Objective: Would you quote every entry exactly, dropping only the pictures?

(Items listed in a dataset)
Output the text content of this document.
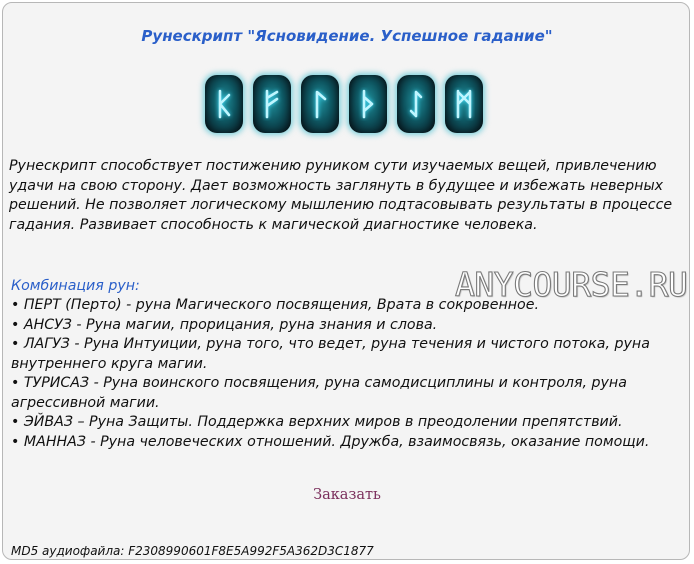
Рунескрипт "Ясновидение. Успешное гадание"

Рунескрипт способствует постижению руником сути изучаемых вещей, привлечению удачи на свою сторону. Дает возможность заглянуть в будущее и избежать неверных решений. Не позволяет логическому мышлению подтасовывать результаты в процессе гадания. Развивает способность к магической диагностике человека.

Комбинация рун:

• ПЕРТ (Перто) - руна Магического посвящения, Врата в сокровенное.
• АНСУЗ - Руна магии, прорицания, руна знания и слова.
• ЛАГУЗ - Руна Интуиции, руна того, что ведет, руна течения и чистого потока, руна внутреннего круга магии.
• ТУРИСАЗ - Руна воинского посвящения, руна самодисциплины и контроля, руна агрессивной магии.
• ЭЙВАЗ – Руна Защиты. Поддержка верхних миров в преодолении препятствий.
• МАННАЗ - Руна человеческих отношений. Дружба, взаимосвязь, оказание помощи.
ANYCOURSE.RU
Заказать

MD5 аудиофайла: F2308990601F8E5A992F5A362D3C1877
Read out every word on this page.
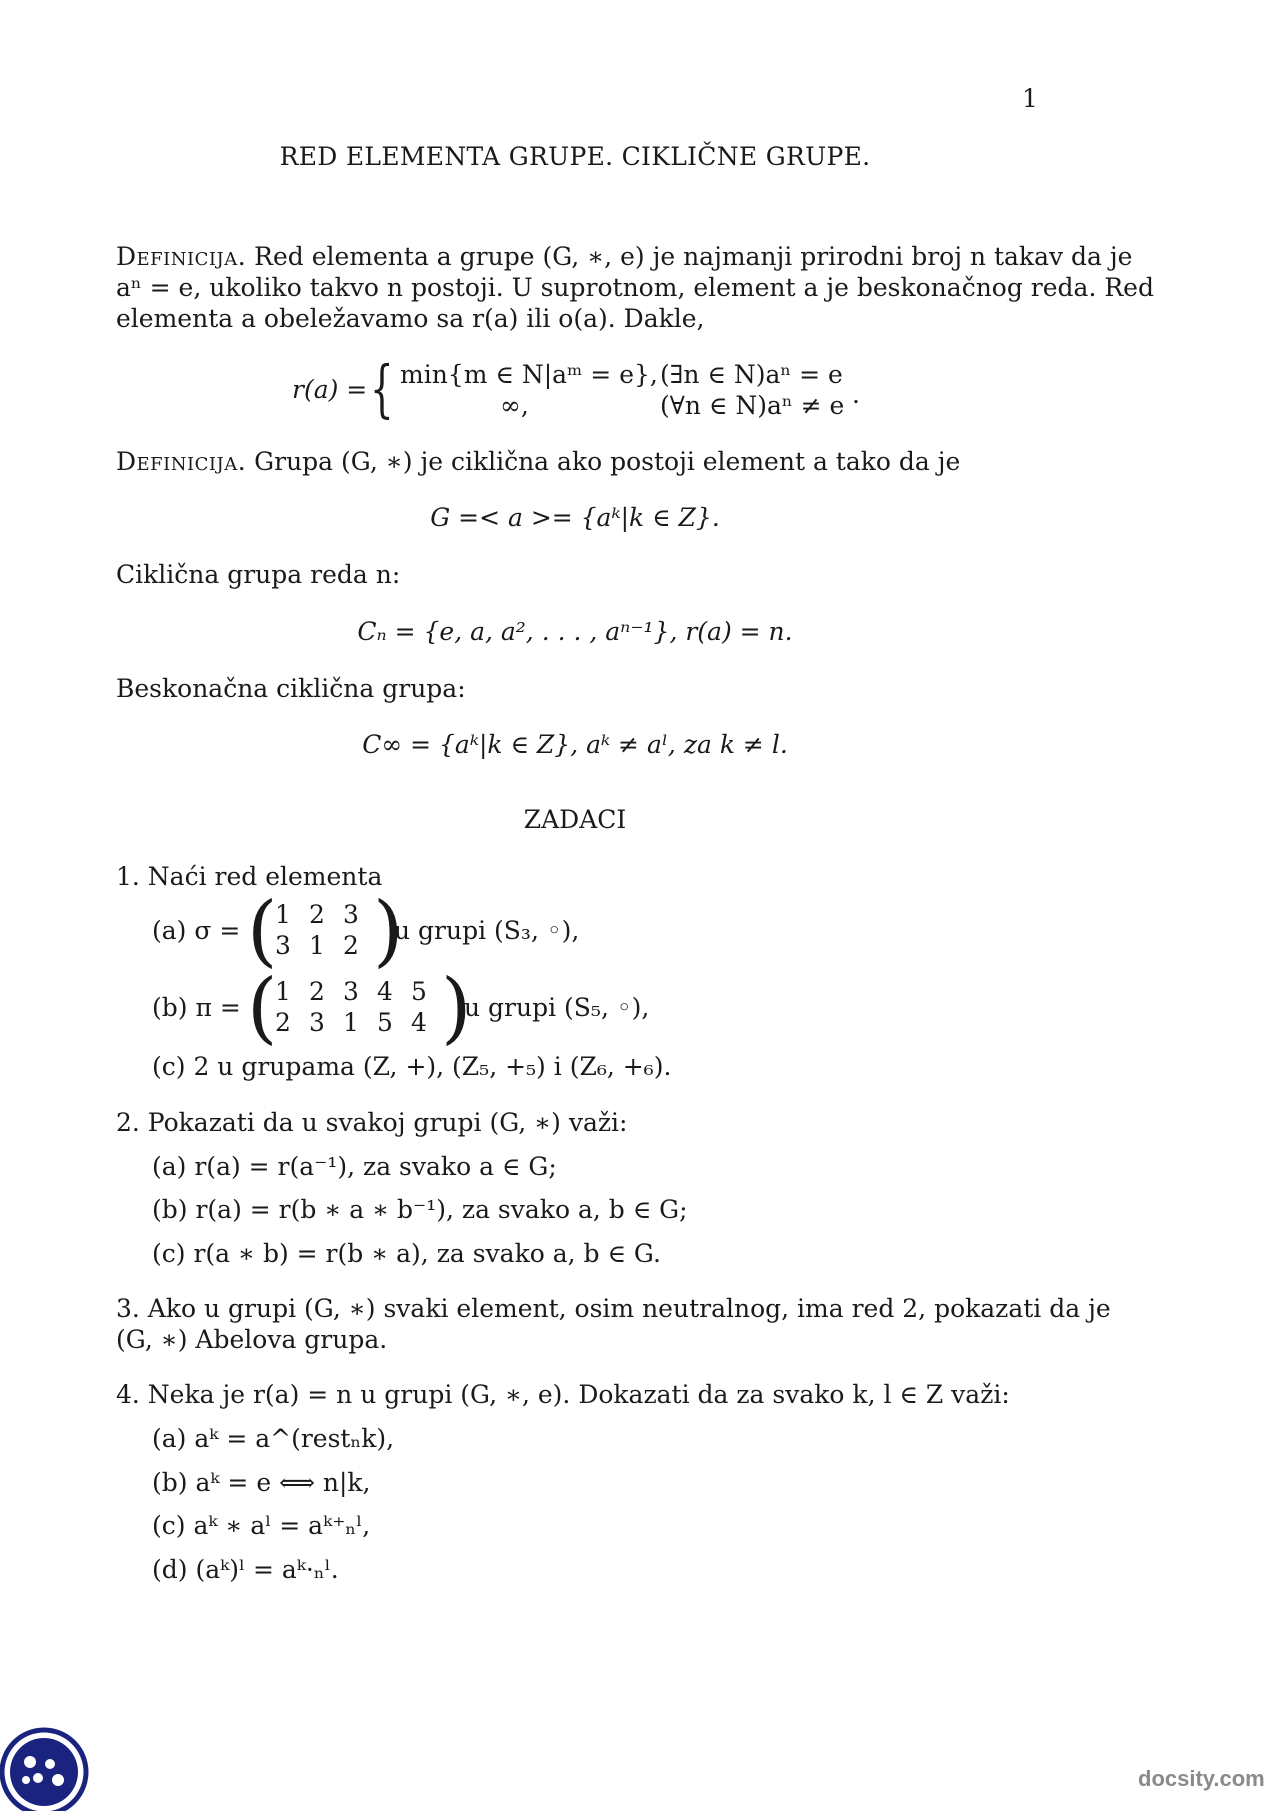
1
RED ELEMENTA GRUPE. CIKLIČNE GRUPE.
Definicija. Red elementa a grupe (G, ∗, e) je najmanji prirodni broj n takav da je
aⁿ = e, ukoliko takvo n postoji. U suprotnom, element a je beskonačnog reda. Red
elementa a obeležavamo sa r(a) ili o(a). Dakle,
r(a) = { min{m ∈ N|aᵐ = e}, (∃n ∈ N)aⁿ = e
∞,	(∀n ∈ N)aⁿ ≠ e .
Definicija. Grupa (G, ∗) je ciklična ako postoji element a tako da je
G =< a >= {aᵏ|k ∈ Z}.
Ciklična grupa reda n:
Cₙ = {e, a, a², . . . , aⁿ⁻¹}, r(a) = n.
Beskonačna ciklična grupa:
C∞ = {aᵏ|k ∈ Z}, aᵏ ≠ aˡ, za k ≠ l.
ZADACI
1. Naći red elementa
(a) σ = (
1 2 3
3 1 2 )
u grupi (S₃, ◦),
(b) π = (
1 2 3 4 5
2 3 1 5 4 )
u grupi (S₅, ◦),
(c) 2 u grupama (Z, +), (Z₅, +₅) i (Z₆, +₆).
2. Pokazati da u svakoj grupi (G, ∗) važi:
(a) r(a) = r(a⁻¹), za svako a ∈ G;
(b) r(a) = r(b ∗ a ∗ b⁻¹), za svako a, b ∈ G;
(c) r(a ∗ b) = r(b ∗ a), za svako a, b ∈ G.
3. Ako u grupi (G, ∗) svaki element, osim neutralnog, ima red 2, pokazati da je
(G, ∗) Abelova grupa.
4. Neka je r(a) = n u grupi (G, ∗, e). Dokazati da za svako k, l ∈ Z važi:
(a) aᵏ = a^(restₙk),
(b) aᵏ = e ⟺ n|k,
(c) aᵏ ∗ aˡ = aᵏ⁺ₙˡ,
(d) (aᵏ)ˡ = aᵏ·ₙˡ.
docsity.com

Correct response:
Output the text content of this document.
Рунескрипт "Ясновидение. Успешное гадание"

Рунескрипт способствует постижению руником сути изучаемых вещей, привлечению удачи на свою сторону. Дает возможность заглянуть в будущее и избежать неверных решений. Не позволяет логическому мышлению подтасовывать результаты в процессе гадания. Развивает способность к магической диагностике человека.

Комбинация рун:

• ПЕРТ (Перто) - руна Магического посвящения, Врата в сокровенное.
• АНСУЗ - Руна магии, прорицания, руна знания и слова.
• ЛАГУЗ - Руна Интуиции, руна того, что ведет, руна течения и чистого потока, руна внутреннего круга магии.
• ТУРИСАЗ - Руна воинского посвящения, руна самодисциплины и контроля, руна агрессивной магии.
• ЭЙВАЗ – Руна Защиты. Поддержка верхних миров в преодолении препятствий.
• МАННАЗ - Руна человеческих отношений. Дружба, взаимосвязь, оказание помощи.
ANYCOURSE.RU
Заказать

MD5 аудиофайла: F2308990601F8E5A992F5A362D3C1877
Read out every word on this page.
1
RED ELEMENTA GRUPE. CIKLIČNE GRUPE.
Definicija. Red elementa a grupe (G, ∗, e) je najmanji prirodni broj n takav da je
aⁿ = e, ukoliko takvo n postoji. U suprotnom, element a je beskonačnog reda. Red
elementa a obeležavamo sa r(a) ili o(a). Dakle,
r(a) = { min{m ∈ N|aᵐ = e}, (∃n ∈ N)aⁿ = e
∞,	(∀n ∈ N)aⁿ ≠ e .
Definicija. Grupa (G, ∗) je ciklična ako postoji element a tako da je
G =< a >= {aᵏ|k ∈ Z}.
Ciklična grupa reda n:
Cₙ = {e, a, a², . . . , aⁿ⁻¹}, r(a) = n.
Beskonačna ciklična grupa:
C∞ = {aᵏ|k ∈ Z}, aᵏ ≠ aˡ, za k ≠ l.
ZADACI
1. Naći red elementa
(a) σ = (
1 2 3
3 1 2 )
u grupi (S₃, ◦),
(b) π = (
1 2 3 4 5
2 3 1 5 4 )
u grupi (S₅, ◦),
(c) 2 u grupama (Z, +), (Z₅, +₅) i (Z₆, +₆).
2. Pokazati da u svakoj grupi (G, ∗) važi:
(a) r(a) = r(a⁻¹), za svako a ∈ G;
(b) r(a) = r(b ∗ a ∗ b⁻¹), za svako a, b ∈ G;
(c) r(a ∗ b) = r(b ∗ a), za svako a, b ∈ G.
3. Ako u grupi (G, ∗) svaki element, osim neutralnog, ima red 2, pokazati da je
(G, ∗) Abelova grupa.
4. Neka je r(a) = n u grupi (G, ∗, e). Dokazati da za svako k, l ∈ Z važi:
(a) aᵏ = a^(restₙk),
(b) aᵏ = e ⟺ n|k,
(c) aᵏ ∗ aˡ = aᵏ⁺ₙˡ,
(d) (aᵏ)ˡ = aᵏ·ₙˡ.
docsity.com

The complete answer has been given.